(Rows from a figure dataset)
● ● ●
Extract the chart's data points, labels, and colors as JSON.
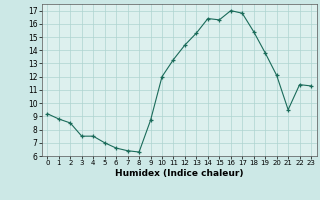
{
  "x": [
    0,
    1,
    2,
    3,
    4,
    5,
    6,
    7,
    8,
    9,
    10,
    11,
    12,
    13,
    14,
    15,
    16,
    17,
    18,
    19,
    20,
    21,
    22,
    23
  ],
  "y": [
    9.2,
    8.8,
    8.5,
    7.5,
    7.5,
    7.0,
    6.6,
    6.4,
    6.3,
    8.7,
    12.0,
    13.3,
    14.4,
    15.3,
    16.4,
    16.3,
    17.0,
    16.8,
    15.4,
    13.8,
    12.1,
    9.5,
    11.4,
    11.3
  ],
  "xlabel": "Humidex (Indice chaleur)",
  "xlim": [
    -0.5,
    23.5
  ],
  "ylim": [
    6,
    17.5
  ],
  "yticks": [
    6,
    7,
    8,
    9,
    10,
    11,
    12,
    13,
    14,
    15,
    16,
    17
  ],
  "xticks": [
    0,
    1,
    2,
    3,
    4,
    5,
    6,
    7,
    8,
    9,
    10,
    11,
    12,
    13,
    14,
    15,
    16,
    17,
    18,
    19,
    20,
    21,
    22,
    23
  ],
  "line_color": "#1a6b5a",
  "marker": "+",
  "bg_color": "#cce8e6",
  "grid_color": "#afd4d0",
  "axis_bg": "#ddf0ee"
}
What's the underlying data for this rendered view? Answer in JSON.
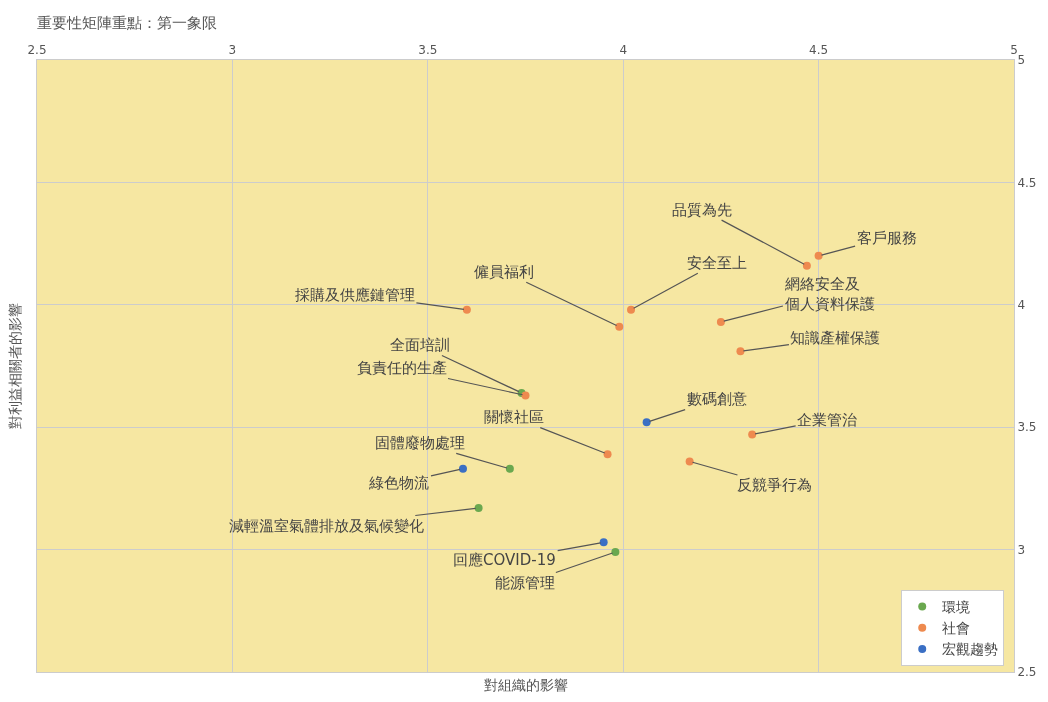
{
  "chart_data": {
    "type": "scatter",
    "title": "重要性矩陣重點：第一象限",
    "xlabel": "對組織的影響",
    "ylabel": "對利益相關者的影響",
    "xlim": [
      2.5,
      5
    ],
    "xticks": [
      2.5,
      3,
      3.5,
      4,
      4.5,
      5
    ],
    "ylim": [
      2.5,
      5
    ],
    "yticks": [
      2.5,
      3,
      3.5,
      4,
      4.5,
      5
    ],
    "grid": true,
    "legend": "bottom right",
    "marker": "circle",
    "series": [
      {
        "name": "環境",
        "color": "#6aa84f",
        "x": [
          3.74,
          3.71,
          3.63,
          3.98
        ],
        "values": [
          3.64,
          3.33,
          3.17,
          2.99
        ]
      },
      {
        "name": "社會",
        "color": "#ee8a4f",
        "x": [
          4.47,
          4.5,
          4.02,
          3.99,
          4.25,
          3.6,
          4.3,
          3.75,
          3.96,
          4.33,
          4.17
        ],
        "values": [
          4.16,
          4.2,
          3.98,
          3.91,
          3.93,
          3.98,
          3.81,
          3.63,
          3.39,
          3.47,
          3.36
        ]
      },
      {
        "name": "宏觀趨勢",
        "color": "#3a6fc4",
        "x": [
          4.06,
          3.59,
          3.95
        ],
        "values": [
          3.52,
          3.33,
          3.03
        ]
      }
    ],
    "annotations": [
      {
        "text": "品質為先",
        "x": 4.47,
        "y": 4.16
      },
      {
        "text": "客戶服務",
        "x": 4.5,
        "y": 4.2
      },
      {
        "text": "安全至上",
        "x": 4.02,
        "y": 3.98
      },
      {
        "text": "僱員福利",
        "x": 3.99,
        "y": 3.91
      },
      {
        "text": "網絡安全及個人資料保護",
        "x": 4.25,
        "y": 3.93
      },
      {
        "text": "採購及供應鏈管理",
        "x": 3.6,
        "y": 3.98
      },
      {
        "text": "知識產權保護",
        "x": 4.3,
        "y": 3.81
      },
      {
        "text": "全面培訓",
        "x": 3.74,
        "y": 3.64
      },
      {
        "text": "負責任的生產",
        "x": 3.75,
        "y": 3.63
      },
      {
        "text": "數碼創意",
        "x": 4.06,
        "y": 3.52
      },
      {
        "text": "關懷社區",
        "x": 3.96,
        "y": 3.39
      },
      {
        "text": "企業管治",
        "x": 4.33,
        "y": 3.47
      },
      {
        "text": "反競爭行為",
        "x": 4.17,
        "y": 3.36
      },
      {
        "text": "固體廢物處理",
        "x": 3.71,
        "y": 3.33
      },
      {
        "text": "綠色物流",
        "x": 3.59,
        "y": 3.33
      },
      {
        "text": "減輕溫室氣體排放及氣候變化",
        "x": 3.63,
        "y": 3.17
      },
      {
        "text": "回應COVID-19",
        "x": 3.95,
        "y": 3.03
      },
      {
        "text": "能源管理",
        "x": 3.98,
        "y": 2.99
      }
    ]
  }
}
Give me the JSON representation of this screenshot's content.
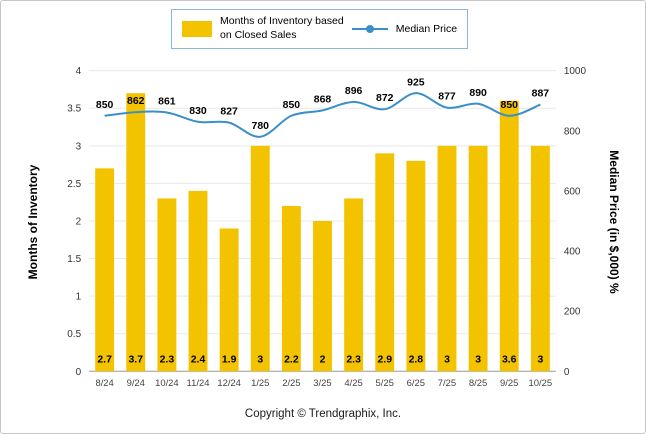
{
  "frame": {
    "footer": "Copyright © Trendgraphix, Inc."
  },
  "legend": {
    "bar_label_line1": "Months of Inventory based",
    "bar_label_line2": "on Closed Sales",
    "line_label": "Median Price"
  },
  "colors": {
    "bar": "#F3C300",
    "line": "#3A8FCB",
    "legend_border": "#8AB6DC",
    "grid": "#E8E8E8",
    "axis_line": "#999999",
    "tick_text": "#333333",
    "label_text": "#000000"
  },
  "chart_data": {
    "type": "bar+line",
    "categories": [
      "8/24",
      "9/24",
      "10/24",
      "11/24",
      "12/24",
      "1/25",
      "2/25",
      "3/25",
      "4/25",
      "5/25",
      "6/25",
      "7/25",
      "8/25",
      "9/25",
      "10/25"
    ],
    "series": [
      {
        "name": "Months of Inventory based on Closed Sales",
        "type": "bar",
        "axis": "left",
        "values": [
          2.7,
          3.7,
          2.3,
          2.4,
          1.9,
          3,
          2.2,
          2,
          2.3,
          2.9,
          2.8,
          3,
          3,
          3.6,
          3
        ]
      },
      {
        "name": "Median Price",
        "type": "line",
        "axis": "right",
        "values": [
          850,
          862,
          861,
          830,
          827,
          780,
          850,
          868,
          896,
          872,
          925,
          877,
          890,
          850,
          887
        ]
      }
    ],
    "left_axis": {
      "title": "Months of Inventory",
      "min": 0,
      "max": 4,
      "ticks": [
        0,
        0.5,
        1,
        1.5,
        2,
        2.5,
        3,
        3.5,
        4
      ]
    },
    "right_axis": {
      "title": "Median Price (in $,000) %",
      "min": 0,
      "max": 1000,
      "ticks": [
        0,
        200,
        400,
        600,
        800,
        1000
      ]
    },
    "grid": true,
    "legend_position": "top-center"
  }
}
● ● ●
### Aim
Print all of the entries word for word. Omit the pictures they contain.

### Solution to the exercise
Extract the chart's data points, labels, and colors as JSON.
{
  "x": [
    0,
    1,
    2,
    3,
    4,
    5,
    6,
    7,
    8,
    9,
    10,
    11,
    12,
    13,
    14,
    15,
    16,
    17,
    18,
    19,
    20,
    21,
    22,
    23
  ],
  "y": [
    9.2,
    8.8,
    8.5,
    7.5,
    7.5,
    7.0,
    6.6,
    6.4,
    6.3,
    8.7,
    12.0,
    13.3,
    14.4,
    15.3,
    16.4,
    16.3,
    17.0,
    16.8,
    15.4,
    13.8,
    12.1,
    9.5,
    11.4,
    11.3
  ],
  "xlabel": "Humidex (Indice chaleur)",
  "xlim": [
    -0.5,
    23.5
  ],
  "ylim": [
    6,
    17.5
  ],
  "yticks": [
    6,
    7,
    8,
    9,
    10,
    11,
    12,
    13,
    14,
    15,
    16,
    17
  ],
  "xticks": [
    0,
    1,
    2,
    3,
    4,
    5,
    6,
    7,
    8,
    9,
    10,
    11,
    12,
    13,
    14,
    15,
    16,
    17,
    18,
    19,
    20,
    21,
    22,
    23
  ],
  "line_color": "#1a6b5a",
  "marker": "+",
  "bg_color": "#cce8e6",
  "grid_color": "#afd4d0",
  "axis_bg": "#ddf0ee"
}
What's the underlying data for this rendered view? Answer in JSON.
{
  "chart_data": {
    "type": "scatter",
    "title": "重要性矩陣重點：第一象限",
    "xlabel": "對組織的影響",
    "ylabel": "對利益相關者的影響",
    "xlim": [
      2.5,
      5
    ],
    "xticks": [
      2.5,
      3,
      3.5,
      4,
      4.5,
      5
    ],
    "ylim": [
      2.5,
      5
    ],
    "yticks": [
      2.5,
      3,
      3.5,
      4,
      4.5,
      5
    ],
    "grid": true,
    "legend": "bottom right",
    "marker": "circle",
    "series": [
      {
        "name": "環境",
        "color": "#6aa84f",
        "x": [
          3.74,
          3.71,
          3.63,
          3.98
        ],
        "values": [
          3.64,
          3.33,
          3.17,
          2.99
        ]
      },
      {
        "name": "社會",
        "color": "#ee8a4f",
        "x": [
          4.47,
          4.5,
          4.02,
          3.99,
          4.25,
          3.6,
          4.3,
          3.75,
          3.96,
          4.33,
          4.17
        ],
        "values": [
          4.16,
          4.2,
          3.98,
          3.91,
          3.93,
          3.98,
          3.81,
          3.63,
          3.39,
          3.47,
          3.36
        ]
      },
      {
        "name": "宏觀趨勢",
        "color": "#3a6fc4",
        "x": [
          4.06,
          3.59,
          3.95
        ],
        "values": [
          3.52,
          3.33,
          3.03
        ]
      }
    ],
    "annotations": [
      {
        "text": "品質為先",
        "x": 4.47,
        "y": 4.16
      },
      {
        "text": "客戶服務",
        "x": 4.5,
        "y": 4.2
      },
      {
        "text": "安全至上",
        "x": 4.02,
        "y": 3.98
      },
      {
        "text": "僱員福利",
        "x": 3.99,
        "y": 3.91
      },
      {
        "text": "網絡安全及個人資料保護",
        "x": 4.25,
        "y": 3.93
      },
      {
        "text": "採購及供應鏈管理",
        "x": 3.6,
        "y": 3.98
      },
      {
        "text": "知識產權保護",
        "x": 4.3,
        "y": 3.81
      },
      {
        "text": "全面培訓",
        "x": 3.74,
        "y": 3.64
      },
      {
        "text": "負責任的生產",
        "x": 3.75,
        "y": 3.63
      },
      {
        "text": "數碼創意",
        "x": 4.06,
        "y": 3.52
      },
      {
        "text": "關懷社區",
        "x": 3.96,
        "y": 3.39
      },
      {
        "text": "企業管治",
        "x": 4.33,
        "y": 3.47
      },
      {
        "text": "反競爭行為",
        "x": 4.17,
        "y": 3.36
      },
      {
        "text": "固體廢物處理",
        "x": 3.71,
        "y": 3.33
      },
      {
        "text": "綠色物流",
        "x": 3.59,
        "y": 3.33
      },
      {
        "text": "減輕溫室氣體排放及氣候變化",
        "x": 3.63,
        "y": 3.17
      },
      {
        "text": "回應COVID-19",
        "x": 3.95,
        "y": 3.03
      },
      {
        "text": "能源管理",
        "x": 3.98,
        "y": 2.99
      }
    ]
  }
}
Give me the JSON representation of this screenshot's content.
{
  "frame": {
    "footer": "Copyright © Trendgraphix, Inc."
  },
  "legend": {
    "bar_label_line1": "Months of Inventory based",
    "bar_label_line2": "on Closed Sales",
    "line_label": "Median Price"
  },
  "colors": {
    "bar": "#F3C300",
    "line": "#3A8FCB",
    "legend_border": "#8AB6DC",
    "grid": "#E8E8E8",
    "axis_line": "#999999",
    "tick_text": "#333333",
    "label_text": "#000000"
  },
  "chart_data": {
    "type": "bar+line",
    "categories": [
      "8/24",
      "9/24",
      "10/24",
      "11/24",
      "12/24",
      "1/25",
      "2/25",
      "3/25",
      "4/25",
      "5/25",
      "6/25",
      "7/25",
      "8/25",
      "9/25",
      "10/25"
    ],
    "series": [
      {
        "name": "Months of Inventory based on Closed Sales",
        "type": "bar",
        "axis": "left",
        "values": [
          2.7,
          3.7,
          2.3,
          2.4,
          1.9,
          3,
          2.2,
          2,
          2.3,
          2.9,
          2.8,
          3,
          3,
          3.6,
          3
        ]
      },
      {
        "name": "Median Price",
        "type": "line",
        "axis": "right",
        "values": [
          850,
          862,
          861,
          830,
          827,
          780,
          850,
          868,
          896,
          872,
          925,
          877,
          890,
          850,
          887
        ]
      }
    ],
    "left_axis": {
      "title": "Months of Inventory",
      "min": 0,
      "max": 4,
      "ticks": [
        0,
        0.5,
        1,
        1.5,
        2,
        2.5,
        3,
        3.5,
        4
      ]
    },
    "right_axis": {
      "title": "Median Price (in $,000) %",
      "min": 0,
      "max": 1000,
      "ticks": [
        0,
        200,
        400,
        600,
        800,
        1000
      ]
    },
    "grid": true,
    "legend_position": "top-center"
  }
}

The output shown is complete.